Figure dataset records
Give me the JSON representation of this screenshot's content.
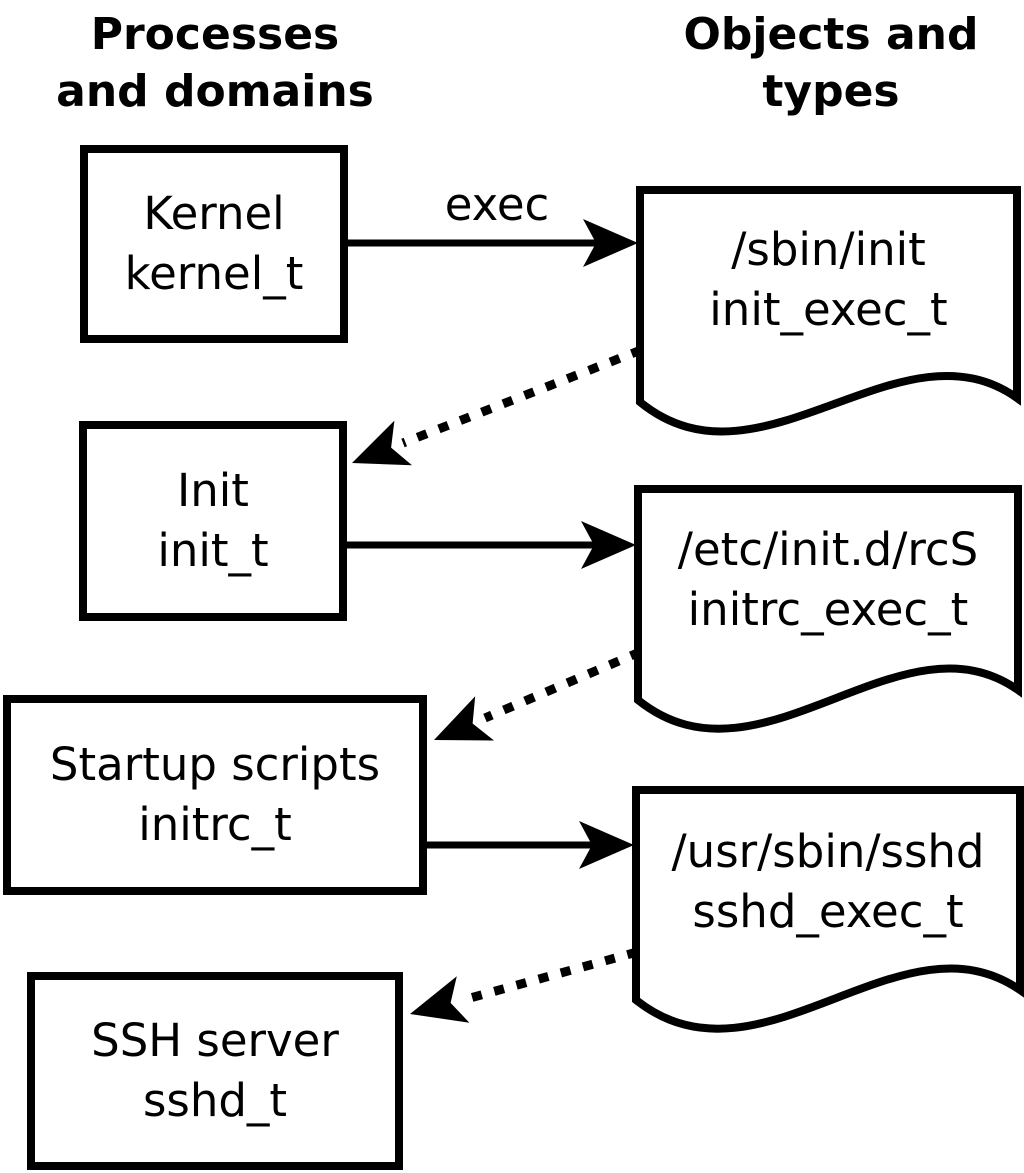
{
  "diagram": {
    "headers": {
      "left": [
        "Processes",
        "and domains"
      ],
      "right": [
        "Objects and",
        "types"
      ]
    },
    "process_nodes": [
      {
        "name": "Kernel",
        "type": "kernel_t"
      },
      {
        "name": "Init",
        "type": "init_t"
      },
      {
        "name": "Startup scripts",
        "type": "initrc_t"
      },
      {
        "name": "SSH server",
        "type": "sshd_t"
      }
    ],
    "object_nodes": [
      {
        "path": "/sbin/init",
        "type": "init_exec_t"
      },
      {
        "path": "/etc/init.d/rcS",
        "type": "initrc_exec_t"
      },
      {
        "path": "/usr/sbin/sshd",
        "type": "sshd_exec_t"
      }
    ],
    "edges": [
      {
        "from": "kernel_t",
        "to": "init_exec_t",
        "style": "solid",
        "label": "exec"
      },
      {
        "from": "init_exec_t",
        "to": "init_t",
        "style": "dotted",
        "label": ""
      },
      {
        "from": "init_t",
        "to": "initrc_exec_t",
        "style": "solid",
        "label": ""
      },
      {
        "from": "initrc_exec_t",
        "to": "initrc_t",
        "style": "dotted",
        "label": ""
      },
      {
        "from": "initrc_t",
        "to": "sshd_exec_t",
        "style": "solid",
        "label": ""
      },
      {
        "from": "sshd_exec_t",
        "to": "sshd_t",
        "style": "dotted",
        "label": ""
      }
    ],
    "colors": {
      "ink": "#000000",
      "paper": "#ffffff"
    }
  }
}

:: Required task ::
Reproduce every line above as written, skipping pictures.

:: Response to this exercise ::
Give me the JSON representation of this screenshot's content.
{
  "diagram": {
    "headers": {
      "left": [
        "Processes",
        "and domains"
      ],
      "right": [
        "Objects and",
        "types"
      ]
    },
    "process_nodes": [
      {
        "name": "Kernel",
        "type": "kernel_t"
      },
      {
        "name": "Init",
        "type": "init_t"
      },
      {
        "name": "Startup scripts",
        "type": "initrc_t"
      },
      {
        "name": "SSH server",
        "type": "sshd_t"
      }
    ],
    "object_nodes": [
      {
        "path": "/sbin/init",
        "type": "init_exec_t"
      },
      {
        "path": "/etc/init.d/rcS",
        "type": "initrc_exec_t"
      },
      {
        "path": "/usr/sbin/sshd",
        "type": "sshd_exec_t"
      }
    ],
    "edges": [
      {
        "from": "kernel_t",
        "to": "init_exec_t",
        "style": "solid",
        "label": "exec"
      },
      {
        "from": "init_exec_t",
        "to": "init_t",
        "style": "dotted",
        "label": ""
      },
      {
        "from": "init_t",
        "to": "initrc_exec_t",
        "style": "solid",
        "label": ""
      },
      {
        "from": "initrc_exec_t",
        "to": "initrc_t",
        "style": "dotted",
        "label": ""
      },
      {
        "from": "initrc_t",
        "to": "sshd_exec_t",
        "style": "solid",
        "label": ""
      },
      {
        "from": "sshd_exec_t",
        "to": "sshd_t",
        "style": "dotted",
        "label": ""
      }
    ],
    "colors": {
      "ink": "#000000",
      "paper": "#ffffff"
    }
  }
}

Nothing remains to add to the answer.